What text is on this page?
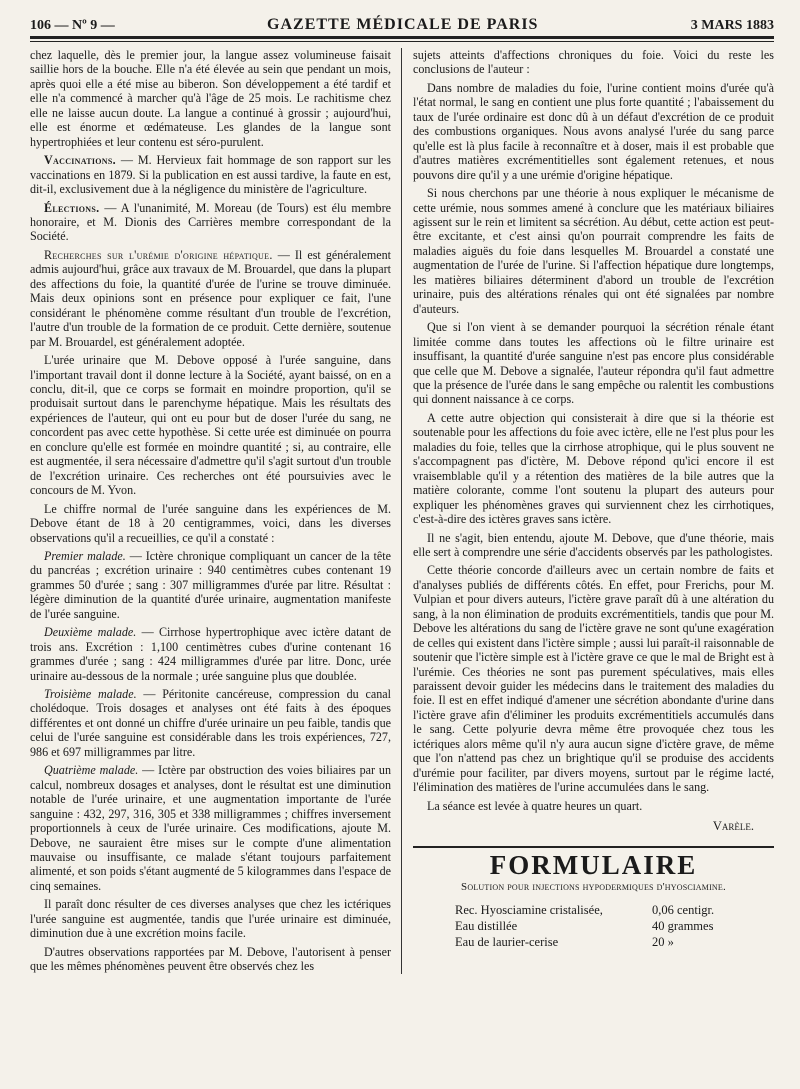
106 — Nº 9 —	GAZETTE MÉDICALE DE PARIS	3 MARS 1883

chez laquelle, dès le premier jour, la langue assez volumineuse faisait saillie hors de la bouche. Elle n'a été élevée au sein que pendant un mois, après quoi elle a été mise au biberon. Son développement a été tardif et elle n'a commencé à marcher qu'à l'âge de 25 mois. Le rachitisme chez elle ne laisse aucun doute. La langue a continué à grossir ; aujourd'hui, elle est énorme et œdémateuse. Les glandes de la langue sont hypertrophiées et leur contenu est séro-purulent.

Vaccinations. — M. Hervieux fait hommage de son rapport sur les vaccinations en 1879. Si la publication en est aussi tardive, la faute en est, dit-il, exclusivement due à la négligence du ministère de l'agriculture.

Élections. — A l'unanimité, M. Moreau (de Tours) est élu membre honoraire, et M. Dionis des Carrières membre correspondant de la Société.

Recherches sur l'urémie d'origine hépatique. — Il est généralement admis aujourd'hui, grâce aux travaux de M. Brouardel, que dans la plupart des affections du foie, la quantité d'urée de l'urine se trouve diminuée. Mais deux opinions sont en présence pour expliquer ce fait, l'une considérant le phénomène comme résultant d'un trouble de l'excrétion, l'autre d'un trouble de la formation de ce produit. Cette dernière, soutenue par M. Brouardel, est généralement adoptée.

L'urée urinaire que M. Debove opposé à l'urée sanguine, dans l'important travail dont il donne lecture à la Société, ayant baissé, on en a conclu, dit-il, que ce corps se formait en moindre proportion, qu'il se produisait surtout dans le parenchyme hépatique. Mais les résultats des expériences de l'auteur, qui ont eu pour but de doser l'urée du sang, ne concordent pas avec cette hypothèse. Si cette urée est diminuée on pourra en conclure qu'elle est formée en moindre quantité ; si, au contraire, elle est augmentée, il sera nécessaire d'admettre qu'il s'agit surtout d'un trouble de l'excrétion urinaire. Ces recherches ont été poursuivies avec le concours de M. Yvon.

Le chiffre normal de l'urée sanguine dans les expériences de M. Debove étant de 18 à 20 centigrammes, voici, dans les diverses observations qu'il a recueillies, ce qu'il a constaté :

Premier malade. — Ictère chronique compliquant un cancer de la tête du pancréas ; excrétion urinaire : 940 centimètres cubes contenant 19 grammes 50 d'urée ; sang : 307 milligrammes d'urée par litre. Résultat : légère diminution de la quantité d'urée urinaire, augmentation manifeste de l'urée sanguine.

Deuxième malade. — Cirrhose hypertrophique avec ictère datant de trois ans. Excrétion : 1,100 centimètres cubes d'urine contenant 16 grammes d'urée ; sang : 424 milligrammes d'urée par litre. Donc, urée urinaire au-dessous de la normale ; urée sanguine plus que doublée.

Troisième malade. — Péritonite cancéreuse, compression du canal cholédoque. Trois dosages et analyses ont été faits à des époques différentes et ont donné un chiffre d'urée urinaire un peu faible, tandis que celui de l'urée sanguine est considérable dans les trois expériences, 727, 986 et 697 milligrammes par litre.

Quatrième malade. — Ictère par obstruction des voies biliaires par un calcul, nombreux dosages et analyses, dont le résultat est une diminution notable de l'urée urinaire, et une augmentation importante de l'urée sanguine : 432, 297, 316, 305 et 338 milligrammes ; chiffres inversement proportionnels à ceux de l'urée urinaire. Ces modifications, ajoute M. Debove, ne sauraient être mises sur le compte d'une alimentation mauvaise ou insuffisante, ce malade s'étant toujours parfaitement alimenté, et son poids s'étant augmenté de 5 kilogrammes dans l'espace de cinq semaines.

Il paraît donc résulter de ces diverses analyses que chez les ictériques l'urée sanguine est augmentée, tandis que l'urée urinaire est diminuée, diminution due à une excrétion moins facile.

D'autres observations rapportées par M. Debove, l'autorisent à penser que les mêmes phénomènes peuvent être observés chez les

sujets atteints d'affections chroniques du foie. Voici du reste les conclusions de l'auteur :

Dans nombre de maladies du foie, l'urine contient moins d'urée qu'à l'état normal, le sang en contient une plus forte quantité ; l'abaissement du taux de l'urée ordinaire est donc dû à un défaut d'excrétion de ce produit des combustions organiques. Nous avons analysé l'urée du sang parce qu'elle est là plus facile à reconnaître et à doser, mais il est probable que d'autres matières excrémentitielles sont également retenues, et nous pouvons dire qu'il y a une urémie d'origine hépatique.

Si nous cherchons par une théorie à nous expliquer le mécanisme de cette urémie, nous sommes amené à conclure que les matériaux biliaires agissent sur le rein et limitent sa sécrétion. Au début, cette action est peut-être excitante, et c'est ainsi qu'on pourrait comprendre les faits de maladies aiguës du foie dans lesquelles M. Brouardel a constaté une augmentation de l'urée de l'urine. Si l'affection hépatique dure longtemps, les matières biliaires déterminent d'abord un trouble de l'excrétion urinaire, puis des altérations rénales qui ont été signalées par nombre d'auteurs.

Que si l'on vient à se demander pourquoi la sécrétion rénale étant limitée comme dans toutes les affections où le filtre urinaire est insuffisant, la quantité d'urée sanguine n'est pas encore plus considérable que celle que M. Debove a signalée, l'auteur répondra qu'il faut admettre que la présence de l'urée dans le sang empêche ou ralentit les combustions qui donnent naissance à ce corps.

A cette autre objection qui consisterait à dire que si la théorie est soutenable pour les affections du foie avec ictère, elle ne l'est plus pour les maladies du foie, telles que la cirrhose atrophique, qui le plus souvent ne s'accompagnent pas d'ictère, M. Debove répond qu'ici encore il est vraisemblable qu'il y a rétention des matières de la bile autres que la matière colorante, comme l'ont soutenu la plupart des auteurs pour expliquer les phénomènes graves qui surviennent chez les cirrhotiques, c'est-à-dire des ictères graves sans ictère.

Il ne s'agit, bien entendu, ajoute M. Debove, que d'une théorie, mais elle sert à comprendre une série d'accidents observés par les pathologistes.

Cette théorie concorde d'ailleurs avec un certain nombre de faits et d'analyses publiés de différents côtés. En effet, pour Frerichs, pour M. Vulpian et pour divers auteurs, l'ictère grave paraît dû à une altération du sang, à la non élimination de produits excrémentitiels, tandis que pour M. Debove les altérations du sang de l'ictère grave ne sont qu'une exagération de celles qui existent dans l'ictère simple ; aussi lui paraît-il raisonnable de soutenir que l'ictère simple est à l'ictère grave ce que le mal de Bright est à l'urémie. Ces théories ne sont pas purement spéculatives, mais elles paraissent devoir guider les médecins dans le traitement des maladies du foie. Il est en effet indiqué d'amener une sécrétion abondante d'urine dans l'ictère grave afin d'éliminer les produits excrémentitiels accumulés dans le sang. Cette polyurie devra même être provoquée chez tous les ictériques alors même qu'il n'y aura aucun signe d'ictère grave, de même que l'on n'attend pas chez un brightique qu'il se produise des accidents d'urémie pour faciliter, par divers moyens, surtout par le régime lacté, l'élimination des matières de l'urine accumulées dans le sang.

La séance est levée à quatre heures un quart.

Varèle.
FORMULAIRE
Solution pour injections hypodermiques d'hyosciamine.
Rec. Hyosciamine cristalisée,	0,06 centigr.
Eau distillée	40 grammes
Eau de laurier-cerise	20 »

------

_The request:_
Say how many lines of the data include the word "comprendre". Respond with the number alone.

_Exercise solution:_
2